- Problem to work on -
Set down the whole listing verbatim.

# Listed records start

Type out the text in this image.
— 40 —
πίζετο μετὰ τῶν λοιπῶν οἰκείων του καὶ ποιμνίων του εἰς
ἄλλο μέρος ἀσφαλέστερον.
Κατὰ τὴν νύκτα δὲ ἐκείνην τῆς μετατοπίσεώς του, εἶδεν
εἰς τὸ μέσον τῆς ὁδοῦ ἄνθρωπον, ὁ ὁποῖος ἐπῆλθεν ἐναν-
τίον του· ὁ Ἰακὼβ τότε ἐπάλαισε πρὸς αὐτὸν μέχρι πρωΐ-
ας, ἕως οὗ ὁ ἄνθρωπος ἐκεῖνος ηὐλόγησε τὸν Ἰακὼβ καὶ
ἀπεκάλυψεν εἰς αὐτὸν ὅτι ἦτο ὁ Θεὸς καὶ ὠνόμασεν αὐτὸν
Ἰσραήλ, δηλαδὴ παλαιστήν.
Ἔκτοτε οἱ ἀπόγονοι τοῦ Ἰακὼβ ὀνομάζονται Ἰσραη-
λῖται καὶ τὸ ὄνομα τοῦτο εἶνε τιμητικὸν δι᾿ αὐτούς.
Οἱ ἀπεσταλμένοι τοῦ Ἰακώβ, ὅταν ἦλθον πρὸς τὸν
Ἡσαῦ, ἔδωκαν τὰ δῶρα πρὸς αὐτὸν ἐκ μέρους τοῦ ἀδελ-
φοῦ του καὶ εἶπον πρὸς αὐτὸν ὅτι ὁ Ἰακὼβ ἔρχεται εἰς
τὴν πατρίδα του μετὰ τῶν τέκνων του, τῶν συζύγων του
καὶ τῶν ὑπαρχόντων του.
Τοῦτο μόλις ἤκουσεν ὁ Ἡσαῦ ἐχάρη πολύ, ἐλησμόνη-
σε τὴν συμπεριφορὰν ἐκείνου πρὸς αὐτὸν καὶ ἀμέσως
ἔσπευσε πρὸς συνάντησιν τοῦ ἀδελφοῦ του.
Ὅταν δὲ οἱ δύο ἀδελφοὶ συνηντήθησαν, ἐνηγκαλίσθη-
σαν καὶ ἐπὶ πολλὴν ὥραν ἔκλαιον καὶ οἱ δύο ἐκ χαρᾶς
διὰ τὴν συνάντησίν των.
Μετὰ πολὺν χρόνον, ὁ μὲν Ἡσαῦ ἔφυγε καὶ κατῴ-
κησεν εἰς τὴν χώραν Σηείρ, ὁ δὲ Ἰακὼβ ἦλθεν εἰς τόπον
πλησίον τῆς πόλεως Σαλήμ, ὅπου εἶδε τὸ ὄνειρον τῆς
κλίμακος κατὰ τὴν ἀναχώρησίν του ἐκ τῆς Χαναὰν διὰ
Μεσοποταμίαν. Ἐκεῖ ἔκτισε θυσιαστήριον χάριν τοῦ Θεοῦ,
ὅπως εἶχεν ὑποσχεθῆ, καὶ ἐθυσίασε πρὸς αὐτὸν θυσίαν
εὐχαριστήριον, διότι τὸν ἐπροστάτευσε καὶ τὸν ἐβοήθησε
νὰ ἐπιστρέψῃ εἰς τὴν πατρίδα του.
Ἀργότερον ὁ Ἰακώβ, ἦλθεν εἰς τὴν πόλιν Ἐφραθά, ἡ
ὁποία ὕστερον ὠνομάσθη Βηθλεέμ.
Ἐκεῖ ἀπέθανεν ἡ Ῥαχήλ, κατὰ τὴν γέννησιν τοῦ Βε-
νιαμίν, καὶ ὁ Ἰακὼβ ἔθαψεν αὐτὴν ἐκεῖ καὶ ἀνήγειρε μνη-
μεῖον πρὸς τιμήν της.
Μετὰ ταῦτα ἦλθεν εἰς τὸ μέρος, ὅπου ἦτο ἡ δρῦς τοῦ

# Listed records end

- Task result -
Type out the text in this image.
— 40 —
πίζετο μετὰ τῶν λοιπῶν οἰκείων του καὶ ποιμνίων του εἰς
ἄλλο μέρος ἀσφαλέστερον.
Κατὰ τὴν νύκτα δὲ ἐκείνην τῆς μετατοπίσεώς του, εἶδεν
εἰς τὸ μέσον τῆς ὁδοῦ ἄνθρωπον, ὁ ὁποῖος ἐπῆλθεν ἐναν-
τίον του· ὁ Ἰακὼβ τότε ἐπάλαισε πρὸς αὐτὸν μέχρι πρωΐ-
ας, ἕως οὗ ὁ ἄνθρωπος ἐκεῖνος ηὐλόγησε τὸν Ἰακὼβ καὶ
ἀπεκάλυψεν εἰς αὐτὸν ὅτι ἦτο ὁ Θεὸς καὶ ὠνόμασεν αὐτὸν
Ἰσραήλ, δηλαδὴ παλαιστήν.
Ἔκτοτε οἱ ἀπόγονοι τοῦ Ἰακὼβ ὀνομάζονται Ἰσραη-
λῖται καὶ τὸ ὄνομα τοῦτο εἶνε τιμητικὸν δι᾿ αὐτούς.
Οἱ ἀπεσταλμένοι τοῦ Ἰακώβ, ὅταν ἦλθον πρὸς τὸν
Ἡσαῦ, ἔδωκαν τὰ δῶρα πρὸς αὐτὸν ἐκ μέρους τοῦ ἀδελ-
φοῦ του καὶ εἶπον πρὸς αὐτὸν ὅτι ὁ Ἰακὼβ ἔρχεται εἰς
τὴν πατρίδα του μετὰ τῶν τέκνων του, τῶν συζύγων του
καὶ τῶν ὑπαρχόντων του.
Τοῦτο μόλις ἤκουσεν ὁ Ἡσαῦ ἐχάρη πολύ, ἐλησμόνη-
σε τὴν συμπεριφορὰν ἐκείνου πρὸς αὐτὸν καὶ ἀμέσως
ἔσπευσε πρὸς συνάντησιν τοῦ ἀδελφοῦ του.
Ὅταν δὲ οἱ δύο ἀδελφοὶ συνηντήθησαν, ἐνηγκαλίσθη-
σαν καὶ ἐπὶ πολλὴν ὥραν ἔκλαιον καὶ οἱ δύο ἐκ χαρᾶς
διὰ τὴν συνάντησίν των.
Μετὰ πολὺν χρόνον, ὁ μὲν Ἡσαῦ ἔφυγε καὶ κατῴ-
κησεν εἰς τὴν χώραν Σηείρ, ὁ δὲ Ἰακὼβ ἦλθεν εἰς τόπον
πλησίον τῆς πόλεως Σαλήμ, ὅπου εἶδε τὸ ὄνειρον τῆς
κλίμακος κατὰ τὴν ἀναχώρησίν του ἐκ τῆς Χαναὰν διὰ
Μεσοποταμίαν. Ἐκεῖ ἔκτισε θυσιαστήριον χάριν τοῦ Θεοῦ,
ὅπως εἶχεν ὑποσχεθῆ, καὶ ἐθυσίασε πρὸς αὐτὸν θυσίαν
εὐχαριστήριον, διότι τὸν ἐπροστάτευσε καὶ τὸν ἐβοήθησε
νὰ ἐπιστρέψῃ εἰς τὴν πατρίδα του.
Ἀργότερον ὁ Ἰακώβ, ἦλθεν εἰς τὴν πόλιν Ἐφραθά, ἡ
ὁποία ὕστερον ὠνομάσθη Βηθλεέμ.
Ἐκεῖ ἀπέθανεν ἡ Ῥαχήλ, κατὰ τὴν γέννησιν τοῦ Βε-
νιαμίν, καὶ ὁ Ἰακὼβ ἔθαψεν αὐτὴν ἐκεῖ καὶ ἀνήγειρε μνη-
μεῖον πρὸς τιμήν της.
Μετὰ ταῦτα ἦλθεν εἰς τὸ μέρος, ὅπου ἦτο ἡ δρῦς τοῦ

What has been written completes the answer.